** start of Given records **

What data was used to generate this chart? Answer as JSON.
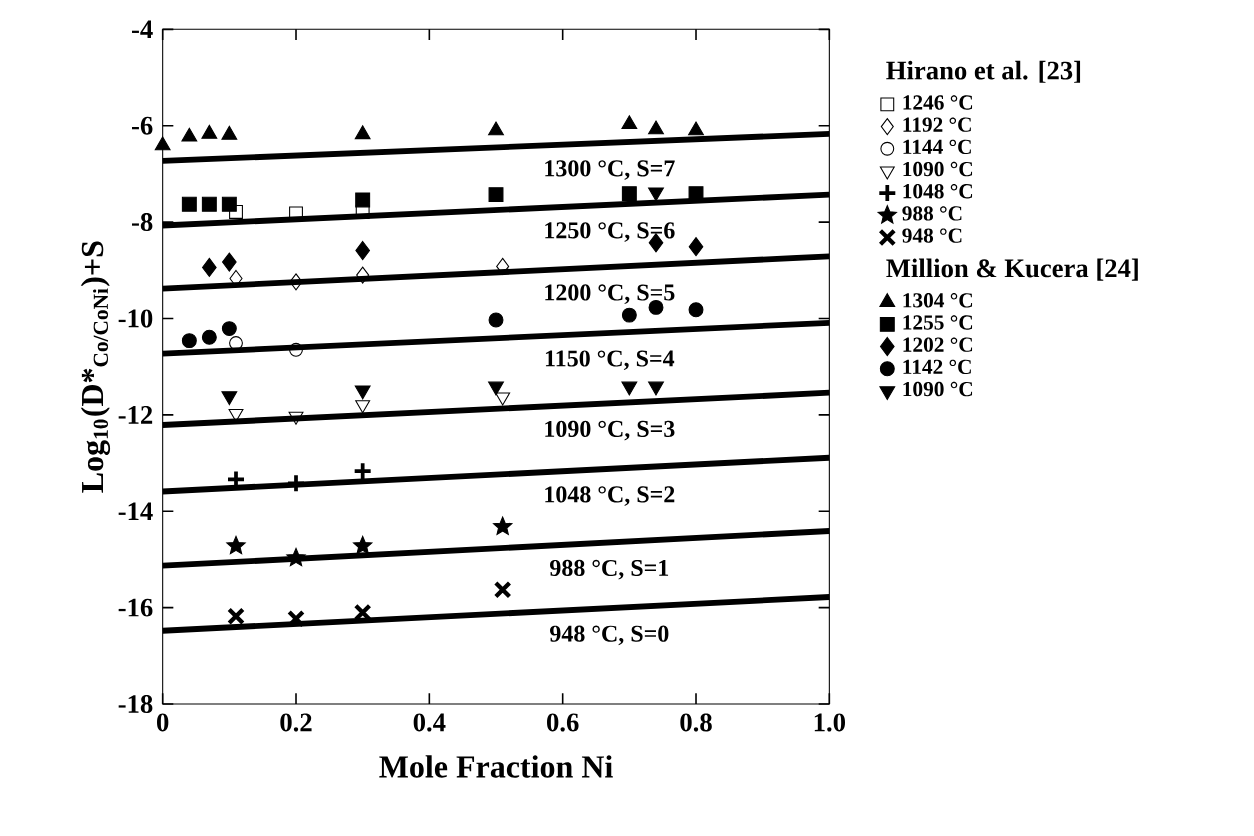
{
  "chart_data": {
    "type": "scatter",
    "xlabel": "Mole Fraction Ni",
    "ylabel": "Log$_{10}$(D*$_{Co/CoNi}$)+S",
    "xlim": [
      0,
      1
    ],
    "ylim": [
      -18,
      -4
    ],
    "xticks": [
      0,
      0.2,
      0.4,
      0.6,
      0.8,
      {
        "value": 1,
        "label": "1.0"
      }
    ],
    "yticks": [
      -18,
      -16,
      -14,
      -12,
      -10,
      -8,
      -6,
      -4
    ],
    "legend": "right",
    "annotations": [
      "Hirano et al. [23]",
      "Million & Kucera [24]",
      "1300 °C, S=7",
      "1250 °C, S=6",
      "1200 °C, S=5",
      "1150 °C, S=4",
      "1090 °C, S=3",
      "1048 °C, S=2",
      "988 °C, S=1",
      "948 °C, S=0"
    ],
    "series": [
      {
        "type": "line",
        "color": "#000000",
        "marker": "none",
        "x": [
          0,
          1
        ],
        "values": [
          -6.73,
          -6.17
        ]
      },
      {
        "type": "line",
        "color": "#000000",
        "marker": "none",
        "x": [
          0,
          1
        ],
        "values": [
          -8.07,
          -7.43
        ]
      },
      {
        "type": "line",
        "color": "#000000",
        "marker": "none",
        "x": [
          0,
          1
        ],
        "values": [
          -9.38,
          -8.71
        ]
      },
      {
        "type": "line",
        "color": "#000000",
        "marker": "none",
        "x": [
          0,
          1
        ],
        "values": [
          -10.73,
          -10.09
        ]
      },
      {
        "type": "line",
        "color": "#000000",
        "marker": "none",
        "x": [
          0,
          1
        ],
        "values": [
          -12.21,
          -11.54
        ]
      },
      {
        "type": "line",
        "color": "#000000",
        "marker": "none",
        "x": [
          0,
          1
        ],
        "values": [
          -13.59,
          -12.89
        ]
      },
      {
        "type": "line",
        "color": "#000000",
        "marker": "none",
        "x": [
          0,
          1
        ],
        "values": [
          -15.13,
          -14.41
        ]
      },
      {
        "type": "line",
        "color": "#000000",
        "marker": "none",
        "x": [
          0,
          1
        ],
        "values": [
          -16.48,
          -15.78
        ]
      },
      {
        "name": "1246 °C",
        "color": "#000000",
        "marker": "square-open",
        "x": [
          0.11,
          0.2,
          0.3
        ],
        "values": [
          -7.79,
          -7.82,
          -7.79
        ]
      },
      {
        "name": "1192 °C",
        "color": "#000000",
        "marker": "diamond-open",
        "x": [
          0.11,
          0.2,
          0.3,
          0.51
        ],
        "values": [
          -9.17,
          -9.24,
          -9.1,
          -8.92
        ]
      },
      {
        "name": "1144 °C",
        "color": "#000000",
        "marker": "circle-open",
        "x": [
          0.11,
          0.2
        ],
        "values": [
          -10.51,
          -10.65
        ]
      },
      {
        "name": "1090 °C",
        "color": "#000000",
        "marker": "triangle-down-open",
        "x": [
          0.11,
          0.2,
          0.3,
          0.51
        ],
        "values": [
          -11.97,
          -12.03,
          -11.79,
          -11.63
        ]
      },
      {
        "name": "1048 °C",
        "color": "#000000",
        "marker": "plus",
        "x": [
          0.11,
          0.2,
          0.3
        ],
        "values": [
          -13.34,
          -13.42,
          -13.17
        ]
      },
      {
        "name": "988 °C",
        "color": "#000000",
        "marker": "star",
        "x": [
          0.11,
          0.2,
          0.3,
          0.51
        ],
        "values": [
          -14.72,
          -14.97,
          -14.72,
          -14.32
        ]
      },
      {
        "name": "948 °C",
        "color": "#000000",
        "marker": "cross",
        "x": [
          0.11,
          0.2,
          0.3,
          0.51
        ],
        "values": [
          -16.18,
          -16.23,
          -16.1,
          -15.63
        ]
      },
      {
        "name": "1304 °C",
        "color": "#000000",
        "marker": "triangle",
        "x": [
          0.0,
          0.04,
          0.07,
          0.1,
          0.3,
          0.5,
          0.7,
          0.74,
          0.8
        ],
        "values": [
          -6.41,
          -6.23,
          -6.17,
          -6.19,
          -6.18,
          -6.1,
          -5.97,
          -6.08,
          -6.1
        ]
      },
      {
        "name": "1255 °C",
        "color": "#000000",
        "marker": "square",
        "x": [
          0.04,
          0.07,
          0.1,
          0.3,
          0.5,
          0.7,
          0.8
        ],
        "values": [
          -7.63,
          -7.63,
          -7.63,
          -7.54,
          -7.43,
          -7.41,
          -7.41
        ]
      },
      {
        "name": "1202 °C",
        "color": "#000000",
        "marker": "diamond",
        "x": [
          0.07,
          0.1,
          0.3,
          0.74,
          0.8
        ],
        "values": [
          -8.94,
          -8.83,
          -8.59,
          -8.43,
          -8.51
        ]
      },
      {
        "name": "1142 °C",
        "color": "#000000",
        "marker": "circle",
        "x": [
          0.04,
          0.07,
          0.1,
          0.5,
          0.7,
          0.74,
          0.8
        ],
        "values": [
          -10.46,
          -10.39,
          -10.21,
          -10.03,
          -9.93,
          -9.77,
          -9.82
        ]
      },
      {
        "name": "1090 °C",
        "color": "#000000",
        "marker": "triangle-down",
        "x": [
          0.1,
          0.3,
          0.5,
          0.7,
          0.74,
          0.74
        ],
        "values": [
          -11.61,
          -11.49,
          -11.41,
          -11.41,
          -11.41,
          -7.38
        ]
      }
    ]
  }
}
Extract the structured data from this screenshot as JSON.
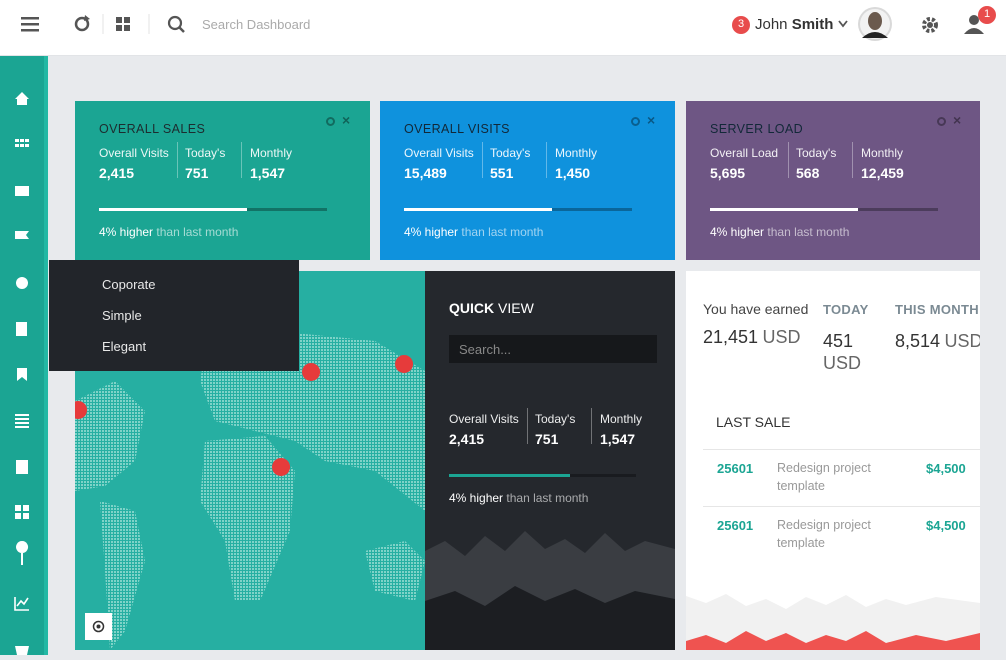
{
  "topbar": {
    "search_placeholder": "Search Dashboard",
    "messages_badge": 3,
    "user_first_name": "John",
    "user_last_name": "Smith",
    "alerts_badge": 1
  },
  "stat_cards": [
    {
      "title": "OVERALL SALES",
      "stats": [
        {
          "label": "Overall Visits",
          "value": "2,415"
        },
        {
          "label": "Today's",
          "value": "751"
        },
        {
          "label": "Monthly",
          "value": "1,547"
        }
      ],
      "progress_label": "4% higher",
      "progress_note": "than last month"
    },
    {
      "title": "OVERALL VISITS",
      "stats": [
        {
          "label": "Overall Visits",
          "value": "15,489"
        },
        {
          "label": "Today's",
          "value": "551"
        },
        {
          "label": "Monthly",
          "value": "1,450"
        }
      ],
      "progress_label": "4% higher",
      "progress_note": "than last month"
    },
    {
      "title": "SERVER LOAD",
      "stats": [
        {
          "label": "Overall Load",
          "value": "5,695"
        },
        {
          "label": "Today's",
          "value": "568"
        },
        {
          "label": "Monthly",
          "value": "12,459"
        }
      ],
      "progress_label": "4% higher",
      "progress_note": "than last month"
    }
  ],
  "menu": {
    "items": [
      "Coporate",
      "Simple",
      "Elegant"
    ]
  },
  "quick_view": {
    "title_bold": "QUICK",
    "title_rest": "VIEW",
    "search_placeholder": "Search...",
    "stats": [
      {
        "label": "Overall Visits",
        "value": "2,415"
      },
      {
        "label": "Today's",
        "value": "751"
      },
      {
        "label": "Monthly",
        "value": "1,547"
      }
    ],
    "progress_label": "4% higher",
    "progress_note": "than last month"
  },
  "earnings": {
    "label": "You have earned",
    "amount": "21,451",
    "unit": "USD",
    "today_label": "TODAY",
    "today_amount": "451",
    "today_unit": "USD",
    "month_label": "THIS MONTH",
    "month_amount": "8,514",
    "month_unit": "USD"
  },
  "last_sale": {
    "title": "LAST SALE",
    "rows": [
      {
        "id": "25601",
        "description": "Redesign project template",
        "amount": "$4,500"
      },
      {
        "id": "25601",
        "description": "Redesign project template",
        "amount": "$4,500"
      }
    ]
  }
}
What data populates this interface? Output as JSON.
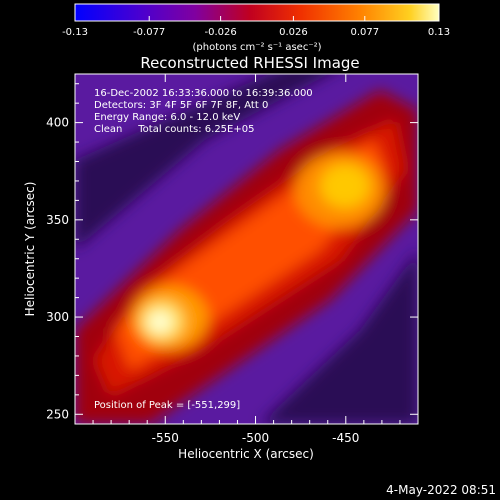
{
  "chart_data": {
    "type": "heatmap",
    "title": "Reconstructed RHESSI Image",
    "colorbar": {
      "ticks": [
        -0.13,
        -0.077,
        -0.026,
        0.026,
        0.077,
        0.13
      ],
      "tick_labels": [
        "-0.13",
        "-0.077",
        "-0.026",
        "0.026",
        "0.077",
        "0.13"
      ],
      "unit_label": "(photons cm⁻² s⁻¹ asec⁻²)",
      "range": [
        -0.13,
        0.13
      ]
    },
    "info_lines": [
      "16-Dec-2002 16:33:36.000 to 16:39:36.000",
      "Detectors: 3F 4F 5F 6F 7F 8F, Att 0",
      "Energy Range: 6.0 - 12.0 keV",
      "Clean     Total counts: 6.25E+05"
    ],
    "peak_label": "Position of Peak = [-551,299]",
    "peak": {
      "x": -551,
      "y": 299
    },
    "secondary_peak": {
      "x": -460,
      "y": 370
    },
    "xlabel": "Heliocentric X (arcsec)",
    "ylabel": "Heliocentric Y (arcsec)",
    "xlim": [
      -600,
      -410
    ],
    "ylim": [
      245,
      425
    ],
    "x_ticks": [
      -550,
      -500,
      -450
    ],
    "x_tick_labels": [
      "-550",
      "-500",
      "-450"
    ],
    "y_ticks": [
      250,
      300,
      350,
      400
    ],
    "y_tick_labels": [
      "250",
      "300",
      "350",
      "400"
    ],
    "colormap": [
      "#0000ff",
      "#5a00c0",
      "#8a0090",
      "#b00010",
      "#e02000",
      "#ff6000",
      "#ffb000",
      "#ffff80"
    ]
  },
  "footer": {
    "date": "4-May-2022 08:51"
  }
}
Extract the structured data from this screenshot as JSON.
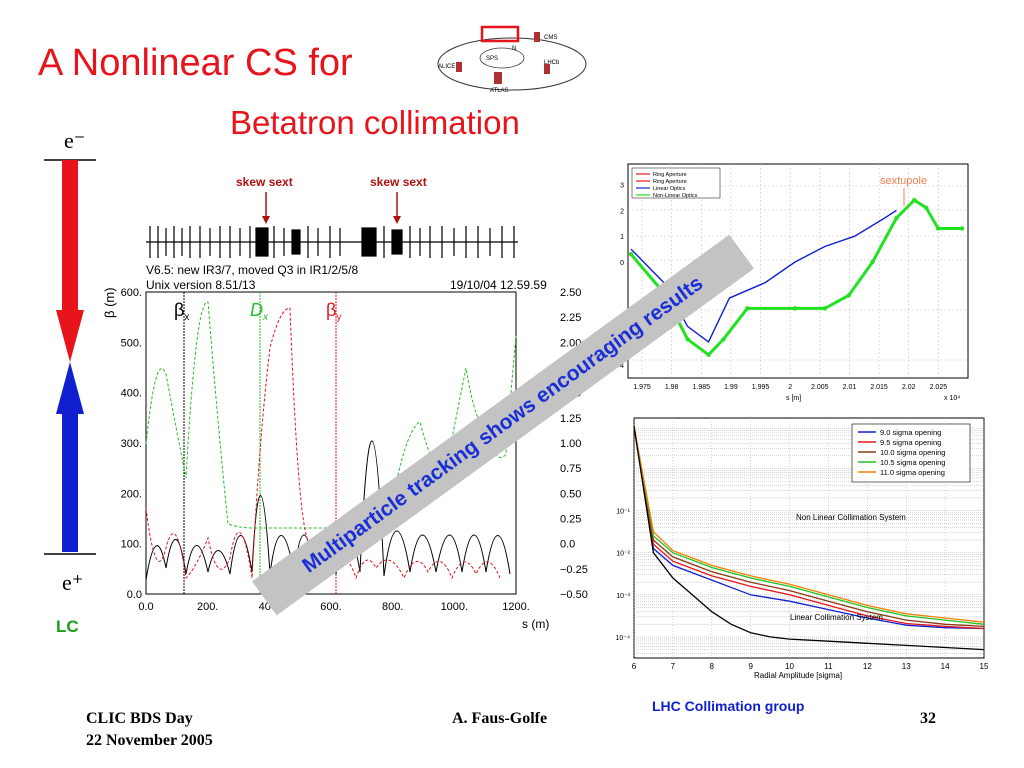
{
  "slide": {
    "title_line1": "A Nonlinear CS for",
    "title_line2": "Betatron  collimation",
    "banner": "Multiparticle tracking shows encouraging results",
    "credit": "LHC Collimation group",
    "colors": {
      "title": "#e8141b",
      "banner_text": "#1a2fd8",
      "banner_bg": "#c3c3c3",
      "lc": "#17a017"
    }
  },
  "footer": {
    "event": "CLIC BDS Day",
    "date": "22 November 2005",
    "author": "A. Faus-Golfe",
    "page": "32"
  },
  "ring": {
    "labels": [
      "CMS",
      "ALICE",
      "SPS",
      "LHCb",
      "ATLAS",
      "N"
    ],
    "highlight_box_color": "#e8141b"
  },
  "collider": {
    "top_label": "e⁻",
    "bottom_label": "e⁺",
    "caption": "LC",
    "top_arrow_color": "#e8141b",
    "bottom_arrow_color": "#1020d0"
  },
  "optics_plot": {
    "sext_labels": [
      "skew sext",
      "skew sext"
    ],
    "header_left_1": "V6.5: new IR3/7, moved Q3 in IR1/2/5/8",
    "header_left_2": "Unix version 8.51/13",
    "header_right": "19/10/04  12.59.59",
    "legend": [
      "β",
      "D",
      "β"
    ],
    "legend_subscripts": [
      "x",
      "x",
      "y"
    ],
    "ylabel": "β (m)",
    "xlabel": "s (m)",
    "y_ticks": [
      "600.",
      "500.",
      "400.",
      "300.",
      "200.",
      "100.",
      "0.0"
    ],
    "y2_ticks": [
      "2.50",
      "2.25",
      "2.00",
      "1.75",
      "1.50",
      "1.25",
      "1.00",
      "0.75",
      "0.50",
      "0.25",
      "0.0",
      "−0.25",
      "−0.50"
    ],
    "x_ticks": [
      "0.0",
      "200.",
      "400.",
      "600.",
      "800.",
      "1000.",
      "1200."
    ]
  },
  "chart_data": [
    {
      "type": "line",
      "xlabel": "s [m]",
      "x_multiplier": "x 10⁴",
      "annotation": "sextupole",
      "legend": [
        "Ring Aperture",
        "Ring Aperture",
        "Linear Optics",
        "Non-Linear Optics"
      ],
      "x_ticks": [
        "1.975",
        "1.98",
        "1.985",
        "1.99",
        "1.995",
        "2",
        "2.005",
        "2.01",
        "2.015",
        "2.02",
        "2.025"
      ],
      "y_ticks": [
        "3",
        "2",
        "1",
        "0",
        "-4"
      ],
      "series": [
        {
          "name": "Linear Optics",
          "color": "#1020d0",
          "x": [
            1.9725,
            1.978,
            1.982,
            1.9855,
            1.989,
            1.995,
            2.0,
            2.005,
            2.01,
            2.015,
            2.017
          ],
          "y": [
            0.5,
            -0.8,
            -2.5,
            -3.1,
            -1.4,
            -0.8,
            0.0,
            0.6,
            1.0,
            1.7,
            2.0
          ]
        },
        {
          "name": "Non-Linear Optics",
          "color": "#22e022",
          "x": [
            1.9725,
            1.978,
            1.982,
            1.9855,
            1.988,
            1.992,
            2.0,
            2.005,
            2.009,
            2.013,
            2.017,
            2.02,
            2.022,
            2.024,
            2.028
          ],
          "y": [
            0.3,
            -1.2,
            -3.0,
            -3.6,
            -3.0,
            -1.8,
            -1.8,
            -1.8,
            -1.3,
            0.0,
            1.7,
            2.4,
            2.1,
            1.3,
            1.3
          ]
        }
      ]
    },
    {
      "type": "line",
      "xlabel": "Radial Amplitude [sigma]",
      "x_ticks": [
        "6",
        "7",
        "8",
        "9",
        "10",
        "11",
        "12",
        "13",
        "14",
        "15"
      ],
      "y_ticks": [
        "10⁻¹",
        "10⁻²",
        "10⁻³",
        "10⁻⁴"
      ],
      "annotations": [
        "Non Linear Collimation System",
        "Linear Collimation System"
      ],
      "legend": [
        "9.0 sigma opening",
        "9.5 sigma opening",
        "10.0 sigma opening",
        "10.5 sigma opening",
        "11.0 sigma opening"
      ],
      "series": [
        {
          "name": "9.0 sigma opening",
          "color": "#1020d0",
          "x": [
            6,
            6.5,
            7,
            8,
            9,
            10,
            11,
            12,
            13,
            14,
            15
          ],
          "y": [
            1.0,
            -1.9,
            -2.3,
            -2.65,
            -3.0,
            -3.15,
            -3.35,
            -3.55,
            -3.72,
            -3.78,
            -3.8
          ]
        },
        {
          "name": "9.5 sigma opening",
          "color": "#e8141b",
          "x": [
            6,
            6.5,
            7,
            8,
            9,
            10,
            11,
            12,
            13,
            14,
            15
          ],
          "y": [
            1.0,
            -1.8,
            -2.2,
            -2.55,
            -2.8,
            -3.0,
            -3.25,
            -3.5,
            -3.68,
            -3.75,
            -3.8
          ]
        },
        {
          "name": "10.0 sigma opening",
          "color": "#8a3a10",
          "x": [
            6,
            6.5,
            7,
            8,
            9,
            10,
            11,
            12,
            13,
            14,
            15
          ],
          "y": [
            1.0,
            -1.7,
            -2.1,
            -2.45,
            -2.7,
            -2.9,
            -3.15,
            -3.4,
            -3.6,
            -3.7,
            -3.75
          ]
        },
        {
          "name": "10.5 sigma opening",
          "color": "#22c022",
          "x": [
            6,
            6.5,
            7,
            8,
            9,
            10,
            11,
            12,
            13,
            14,
            15
          ],
          "y": [
            1.0,
            -1.6,
            -2.0,
            -2.35,
            -2.6,
            -2.8,
            -3.05,
            -3.3,
            -3.5,
            -3.6,
            -3.7
          ]
        },
        {
          "name": "11.0 sigma opening",
          "color": "#f08000",
          "x": [
            6,
            6.5,
            7,
            8,
            9,
            10,
            11,
            12,
            13,
            14,
            15
          ],
          "y": [
            1.0,
            -1.5,
            -1.95,
            -2.3,
            -2.55,
            -2.75,
            -3.0,
            -3.25,
            -3.45,
            -3.55,
            -3.65
          ]
        },
        {
          "name": "Linear Collimation System",
          "color": "#000000",
          "x": [
            6,
            6.5,
            7,
            7.5,
            8,
            8.5,
            9,
            9.5,
            10,
            11,
            12,
            13,
            14,
            15
          ],
          "y": [
            1.0,
            -2.0,
            -2.6,
            -3.0,
            -3.4,
            -3.7,
            -3.9,
            -4.0,
            -4.05,
            -4.1,
            -4.15,
            -4.2,
            -4.25,
            -4.3
          ]
        }
      ]
    }
  ]
}
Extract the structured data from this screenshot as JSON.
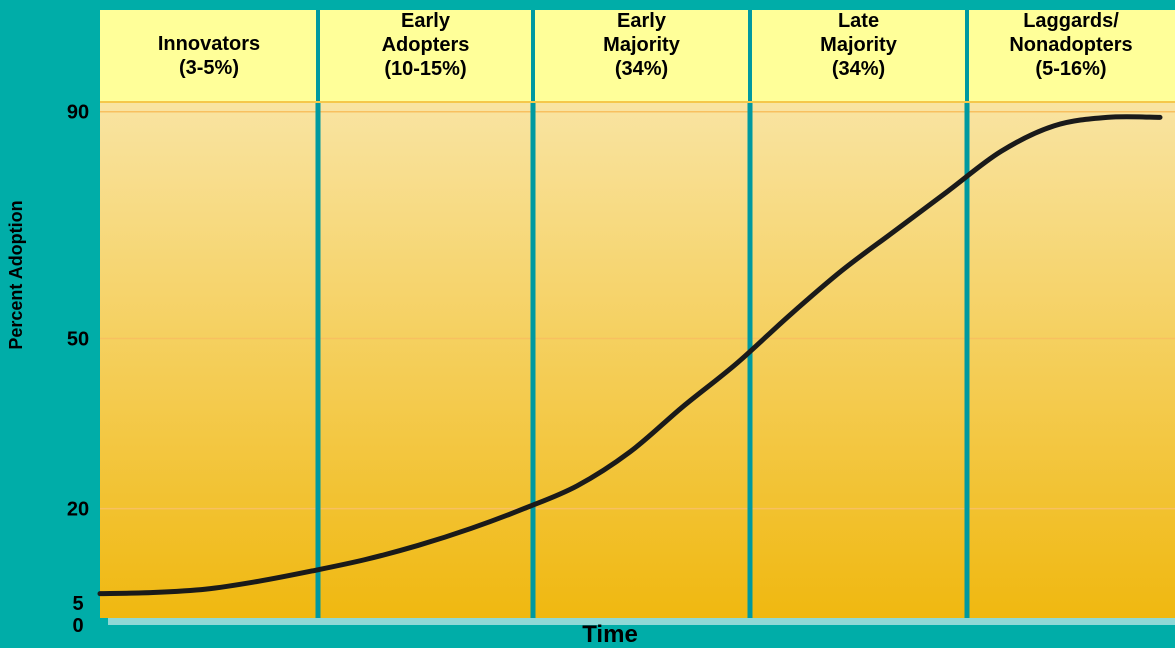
{
  "colors": {
    "background": "#00ADA8",
    "header_fill": "#FFFF99",
    "plot_top": "#F9E4A2",
    "plot_bottom": "#F0B810",
    "divider": "#0099A0",
    "gridline": "#F8C060",
    "curve": "#1A1A1A"
  },
  "chart_data": {
    "type": "line",
    "title": "",
    "xlabel": "Time",
    "ylabel": "Percent Adoption",
    "y_ticks": [
      {
        "value": 0,
        "label": "0"
      },
      {
        "value": 5,
        "label": "5"
      },
      {
        "value": 20,
        "label": "20"
      },
      {
        "value": 50,
        "label": "50"
      },
      {
        "value": 90,
        "label": "90"
      }
    ],
    "gridlines": [
      {
        "value": 20
      },
      {
        "value": 50
      },
      {
        "value": 90
      }
    ],
    "categories": [
      {
        "lines": [
          "Innovators",
          "(3-5%)"
        ]
      },
      {
        "lines": [
          "Early",
          "Adopters",
          "(10-15%)"
        ]
      },
      {
        "lines": [
          "Early",
          "Majority",
          "(34%)"
        ]
      },
      {
        "lines": [
          "Late",
          "Majority",
          "(34%)"
        ]
      },
      {
        "lines": [
          "Laggards/",
          "Nonadopters",
          "(5-16%)"
        ]
      }
    ],
    "series": [
      {
        "x": [
          0,
          0.05,
          0.1,
          0.15,
          0.2,
          0.25,
          0.3,
          0.35,
          0.4,
          0.45,
          0.5,
          0.55,
          0.6,
          0.65,
          0.7,
          0.75,
          0.8,
          0.85,
          0.9,
          0.95,
          1
        ],
        "values": [
          5,
          5.2,
          5.8,
          7.2,
          9,
          11,
          13.5,
          16.5,
          20,
          24,
          30,
          38,
          45.5,
          54,
          62,
          69,
          76,
          83,
          87.5,
          89,
          89
        ]
      }
    ],
    "grid": true,
    "legend": "none"
  }
}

** end of Given records **

Given task: List all lines holding the string "System".

Task result:
        "Non Linear Collimation System",
        "Linear Collimation System"
          "name": "Linear Collimation System",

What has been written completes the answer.